**Given passage:**

Using tf.data for finer control The above keras.preprocessing utilities are a convenient way to create a `tf.data.Dataset` from a directory of images. For finer grain control, you can write your own input pipeline using `tf.data`. This section shows how to do just that, beginning with the file paths from the zip we downloaded earlier.
list_ds = tf.data.Dataset.list_files(str(data_dir/'*/*'), shuffle=False)
list_ds = list_ds.shuffle(image_count, reshuffle_each_iteration=False)
for f in list_ds.take(5):
print(f.numpy())
The tree structure of the files can be used to compile a `class_names` list.
class_names = np.array(sorted([item.name for item in data_dir.glob('*') if item.name != "LICENSE.txt"]))
print(class_names)
Split the dataset into train and validation:
val_size = int(image_count * 0.2)
train_ds = list_ds.skip(val_size)

**Tasks to carry out:**
#1 In the tf.data passage, which file name is excluded when the `class_names` list is built?
#2 Carry on the tf.data input pipeline passage from its last line.

**Excerpted records:**
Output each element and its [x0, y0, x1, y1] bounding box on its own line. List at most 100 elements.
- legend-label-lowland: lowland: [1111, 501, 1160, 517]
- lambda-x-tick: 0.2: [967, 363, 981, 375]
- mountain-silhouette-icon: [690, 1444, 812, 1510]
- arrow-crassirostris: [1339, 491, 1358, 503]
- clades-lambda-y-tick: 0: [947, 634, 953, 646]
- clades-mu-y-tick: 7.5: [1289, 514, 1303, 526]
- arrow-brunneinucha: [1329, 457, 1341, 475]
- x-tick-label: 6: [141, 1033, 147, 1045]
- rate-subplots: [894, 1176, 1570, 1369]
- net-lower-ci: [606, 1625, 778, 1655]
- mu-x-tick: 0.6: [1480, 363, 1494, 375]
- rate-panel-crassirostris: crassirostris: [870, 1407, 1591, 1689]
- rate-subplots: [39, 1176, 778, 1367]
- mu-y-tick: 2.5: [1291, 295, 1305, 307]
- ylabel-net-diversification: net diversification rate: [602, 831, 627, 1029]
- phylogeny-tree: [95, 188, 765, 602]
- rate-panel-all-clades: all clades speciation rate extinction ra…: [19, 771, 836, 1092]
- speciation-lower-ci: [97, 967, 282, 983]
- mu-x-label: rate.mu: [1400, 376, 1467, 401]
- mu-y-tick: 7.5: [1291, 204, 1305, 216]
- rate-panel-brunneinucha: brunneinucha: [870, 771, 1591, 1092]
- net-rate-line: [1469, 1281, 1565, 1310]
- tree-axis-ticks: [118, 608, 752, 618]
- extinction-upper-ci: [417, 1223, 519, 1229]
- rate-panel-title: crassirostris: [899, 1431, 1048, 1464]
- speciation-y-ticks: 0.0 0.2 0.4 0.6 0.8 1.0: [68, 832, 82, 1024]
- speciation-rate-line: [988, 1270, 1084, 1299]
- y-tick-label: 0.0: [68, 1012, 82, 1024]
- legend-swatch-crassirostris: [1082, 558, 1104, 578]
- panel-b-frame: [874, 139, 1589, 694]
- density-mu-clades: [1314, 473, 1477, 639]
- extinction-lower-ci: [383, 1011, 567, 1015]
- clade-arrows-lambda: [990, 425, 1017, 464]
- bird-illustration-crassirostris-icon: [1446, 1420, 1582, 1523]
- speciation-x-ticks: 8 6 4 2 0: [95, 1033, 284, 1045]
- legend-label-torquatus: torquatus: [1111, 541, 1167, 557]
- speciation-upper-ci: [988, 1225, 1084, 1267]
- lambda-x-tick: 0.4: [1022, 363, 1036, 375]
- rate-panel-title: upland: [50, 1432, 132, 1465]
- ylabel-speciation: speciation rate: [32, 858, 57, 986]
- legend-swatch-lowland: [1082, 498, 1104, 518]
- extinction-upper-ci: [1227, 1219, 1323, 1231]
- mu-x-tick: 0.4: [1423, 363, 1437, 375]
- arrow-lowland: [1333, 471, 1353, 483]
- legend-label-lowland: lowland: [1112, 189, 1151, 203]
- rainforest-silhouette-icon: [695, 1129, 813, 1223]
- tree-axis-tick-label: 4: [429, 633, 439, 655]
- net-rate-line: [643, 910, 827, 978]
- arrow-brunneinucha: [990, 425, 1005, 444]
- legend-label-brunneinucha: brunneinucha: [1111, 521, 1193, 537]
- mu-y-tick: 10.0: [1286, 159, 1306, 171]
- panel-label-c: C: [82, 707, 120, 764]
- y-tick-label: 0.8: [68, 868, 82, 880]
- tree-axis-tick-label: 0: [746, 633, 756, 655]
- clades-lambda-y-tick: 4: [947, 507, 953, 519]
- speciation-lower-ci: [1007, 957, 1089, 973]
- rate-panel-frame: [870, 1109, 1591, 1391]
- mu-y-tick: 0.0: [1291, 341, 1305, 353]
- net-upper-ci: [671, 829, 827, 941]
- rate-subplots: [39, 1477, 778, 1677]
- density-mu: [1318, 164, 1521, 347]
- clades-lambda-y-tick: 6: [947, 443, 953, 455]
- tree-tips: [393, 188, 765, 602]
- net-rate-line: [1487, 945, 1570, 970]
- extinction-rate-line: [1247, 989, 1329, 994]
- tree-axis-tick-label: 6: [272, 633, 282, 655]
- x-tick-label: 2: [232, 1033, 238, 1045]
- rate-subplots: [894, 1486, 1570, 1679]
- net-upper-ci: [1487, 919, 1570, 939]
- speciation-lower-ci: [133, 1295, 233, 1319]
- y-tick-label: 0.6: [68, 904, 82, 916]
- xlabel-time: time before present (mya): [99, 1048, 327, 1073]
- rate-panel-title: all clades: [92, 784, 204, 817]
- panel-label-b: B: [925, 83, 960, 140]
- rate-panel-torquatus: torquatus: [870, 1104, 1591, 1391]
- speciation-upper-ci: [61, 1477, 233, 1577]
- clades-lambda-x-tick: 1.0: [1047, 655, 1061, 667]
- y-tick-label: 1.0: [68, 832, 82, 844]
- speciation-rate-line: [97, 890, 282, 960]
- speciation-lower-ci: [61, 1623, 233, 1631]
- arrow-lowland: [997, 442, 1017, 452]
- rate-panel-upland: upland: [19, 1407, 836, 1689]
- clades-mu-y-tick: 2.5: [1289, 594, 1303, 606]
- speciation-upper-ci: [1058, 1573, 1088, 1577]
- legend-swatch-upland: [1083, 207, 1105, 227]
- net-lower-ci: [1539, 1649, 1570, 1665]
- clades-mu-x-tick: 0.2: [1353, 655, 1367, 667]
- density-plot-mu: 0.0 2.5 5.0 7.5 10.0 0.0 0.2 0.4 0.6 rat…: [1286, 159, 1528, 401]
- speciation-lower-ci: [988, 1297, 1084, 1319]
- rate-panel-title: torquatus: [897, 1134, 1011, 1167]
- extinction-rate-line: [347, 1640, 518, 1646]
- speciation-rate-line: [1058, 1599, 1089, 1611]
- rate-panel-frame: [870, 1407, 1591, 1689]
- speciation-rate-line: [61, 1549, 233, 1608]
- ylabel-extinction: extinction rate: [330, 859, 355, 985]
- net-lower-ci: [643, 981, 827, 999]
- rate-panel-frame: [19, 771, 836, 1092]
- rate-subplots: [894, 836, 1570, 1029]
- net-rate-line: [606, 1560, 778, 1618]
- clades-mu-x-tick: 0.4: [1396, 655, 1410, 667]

**Expected results:**
#1 "LICENSE.txt"

#2
val_ds = list_ds.take(val_size)
You can see the length of each dataset as follows:
print(tf.data.experimental.cardinality(train_ds).numpy())
print(tf.data.experimental.cardinality(val_ds).numpy())
Write a short function that converts a file path to an `(img, label)` pair:
def get_label(file_path):
# convert the path to a list of path components
parts = tf.strings.split(file_path, os.path.sep)
# The second to last is the class-directory
one_hot = parts[-2] == class_names
# Integer encode the label
return tf.argmax(one_hot)
def decode_img(img):
# convert the compressed string to a 3D uint8 tensor
img = tf.image.decode_jpeg(img, channels=3)
# resize the image to the desired size
return tf.image.resize(img, [img_height, img_width])
def process_path(file_path):
label = get_label(file_path)
# load the raw data from the file as a string
img = tf.io.read_file(file_path)
img = decode_img(img)
return img, label
Use `Dataset.map` to create a dataset of `image, label` pairs:
# Set `num_parallel_calls` so multiple images are loaded/processed in parallel.
train_ds = train_ds.map(process_path, num_parallel_calls=AUTOTUNE)
val_ds = val_ds.map(process_path, num_parallel_calls=AUTOTUNE)
for image, label in train_ds.take(1):
print("Image shape: ", image.numpy().shape)
print("Label: ", label.numpy())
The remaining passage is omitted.